> ENTRIES PROVIDED:
---+---
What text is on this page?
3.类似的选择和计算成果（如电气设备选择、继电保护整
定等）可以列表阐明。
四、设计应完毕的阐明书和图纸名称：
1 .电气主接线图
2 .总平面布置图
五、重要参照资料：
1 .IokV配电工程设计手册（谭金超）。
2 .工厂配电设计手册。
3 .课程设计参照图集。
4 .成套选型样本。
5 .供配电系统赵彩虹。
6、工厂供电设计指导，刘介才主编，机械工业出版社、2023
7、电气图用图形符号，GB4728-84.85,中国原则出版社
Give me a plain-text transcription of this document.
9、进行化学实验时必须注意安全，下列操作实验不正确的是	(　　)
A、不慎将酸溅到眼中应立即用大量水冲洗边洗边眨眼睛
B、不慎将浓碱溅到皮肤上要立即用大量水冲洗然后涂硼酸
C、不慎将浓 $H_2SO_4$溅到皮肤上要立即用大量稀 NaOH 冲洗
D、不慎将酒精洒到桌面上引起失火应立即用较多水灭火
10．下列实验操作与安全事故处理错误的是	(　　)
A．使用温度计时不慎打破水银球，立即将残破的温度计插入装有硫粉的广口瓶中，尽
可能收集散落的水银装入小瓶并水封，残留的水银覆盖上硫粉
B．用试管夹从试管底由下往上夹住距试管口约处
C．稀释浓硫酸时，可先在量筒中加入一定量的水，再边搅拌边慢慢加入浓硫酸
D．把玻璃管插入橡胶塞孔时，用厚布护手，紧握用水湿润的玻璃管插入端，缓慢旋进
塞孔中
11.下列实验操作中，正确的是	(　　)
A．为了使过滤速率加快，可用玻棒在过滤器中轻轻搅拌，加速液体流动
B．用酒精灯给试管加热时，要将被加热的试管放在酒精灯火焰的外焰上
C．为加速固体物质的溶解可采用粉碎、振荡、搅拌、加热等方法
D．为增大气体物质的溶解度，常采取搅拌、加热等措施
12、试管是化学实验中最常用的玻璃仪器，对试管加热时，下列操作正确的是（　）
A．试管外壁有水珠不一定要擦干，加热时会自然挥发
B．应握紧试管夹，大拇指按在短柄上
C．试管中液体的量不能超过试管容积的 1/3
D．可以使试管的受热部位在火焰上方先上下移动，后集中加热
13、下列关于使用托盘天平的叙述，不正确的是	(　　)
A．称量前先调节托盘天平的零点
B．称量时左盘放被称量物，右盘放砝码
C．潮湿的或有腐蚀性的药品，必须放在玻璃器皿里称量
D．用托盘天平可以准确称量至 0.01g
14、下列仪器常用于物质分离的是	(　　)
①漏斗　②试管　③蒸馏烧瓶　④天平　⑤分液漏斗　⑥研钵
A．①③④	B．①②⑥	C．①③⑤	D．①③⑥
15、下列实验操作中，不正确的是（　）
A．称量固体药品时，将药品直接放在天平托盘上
---+---
> DIRECTIVE:
Exactly as written above, please repeat the entries.

> WRITTEN RESPONSE:
What text is on this page?
3.类似的选择和计算成果（如电气设备选择、继电保护整
定等）可以列表阐明。
四、设计应完毕的阐明书和图纸名称：
1 .电气主接线图
2 .总平面布置图
五、重要参照资料：
1 .IokV配电工程设计手册（谭金超）。
2 .工厂配电设计手册。
3 .课程设计参照图集。
4 .成套选型样本。
5 .供配电系统赵彩虹。
6、工厂供电设计指导，刘介才主编，机械工业出版社、2023
7、电气图用图形符号，GB4728-84.85,中国原则出版社
Give me a plain-text transcription of this document.
9、进行化学实验时必须注意安全，下列操作实验不正确的是	(　　)
A、不慎将酸溅到眼中应立即用大量水冲洗边洗边眨眼睛
B、不慎将浓碱溅到皮肤上要立即用大量水冲洗然后涂硼酸
C、不慎将浓 $H_2SO_4$溅到皮肤上要立即用大量稀 NaOH 冲洗
D、不慎将酒精洒到桌面上引起失火应立即用较多水灭火
10．下列实验操作与安全事故处理错误的是	(　　)
A．使用温度计时不慎打破水银球，立即将残破的温度计插入装有硫粉的广口瓶中，尽
可能收集散落的水银装入小瓶并水封，残留的水银覆盖上硫粉
B．用试管夹从试管底由下往上夹住距试管口约处
C．稀释浓硫酸时，可先在量筒中加入一定量的水，再边搅拌边慢慢加入浓硫酸
D．把玻璃管插入橡胶塞孔时，用厚布护手，紧握用水湿润的玻璃管插入端，缓慢旋进
塞孔中
11.下列实验操作中，正确的是	(　　)
A．为了使过滤速率加快，可用玻棒在过滤器中轻轻搅拌，加速液体流动
B．用酒精灯给试管加热时，要将被加热的试管放在酒精灯火焰的外焰上
C．为加速固体物质的溶解可采用粉碎、振荡、搅拌、加热等方法
D．为增大气体物质的溶解度，常采取搅拌、加热等措施
12、试管是化学实验中最常用的玻璃仪器，对试管加热时，下列操作正确的是（　）
A．试管外壁有水珠不一定要擦干，加热时会自然挥发
B．应握紧试管夹，大拇指按在短柄上
C．试管中液体的量不能超过试管容积的 1/3
D．可以使试管的受热部位在火焰上方先上下移动，后集中加热
13、下列关于使用托盘天平的叙述，不正确的是	(　　)
A．称量前先调节托盘天平的零点
B．称量时左盘放被称量物，右盘放砝码
C．潮湿的或有腐蚀性的药品，必须放在玻璃器皿里称量
D．用托盘天平可以准确称量至 0.01g
14、下列仪器常用于物质分离的是	(　　)
①漏斗　②试管　③蒸馏烧瓶　④天平　⑤分液漏斗　⑥研钵
A．①③④	B．①②⑥	C．①③⑤	D．①③⑥
15、下列实验操作中，不正确的是（　）
A．称量固体药品时，将药品直接放在天平托盘上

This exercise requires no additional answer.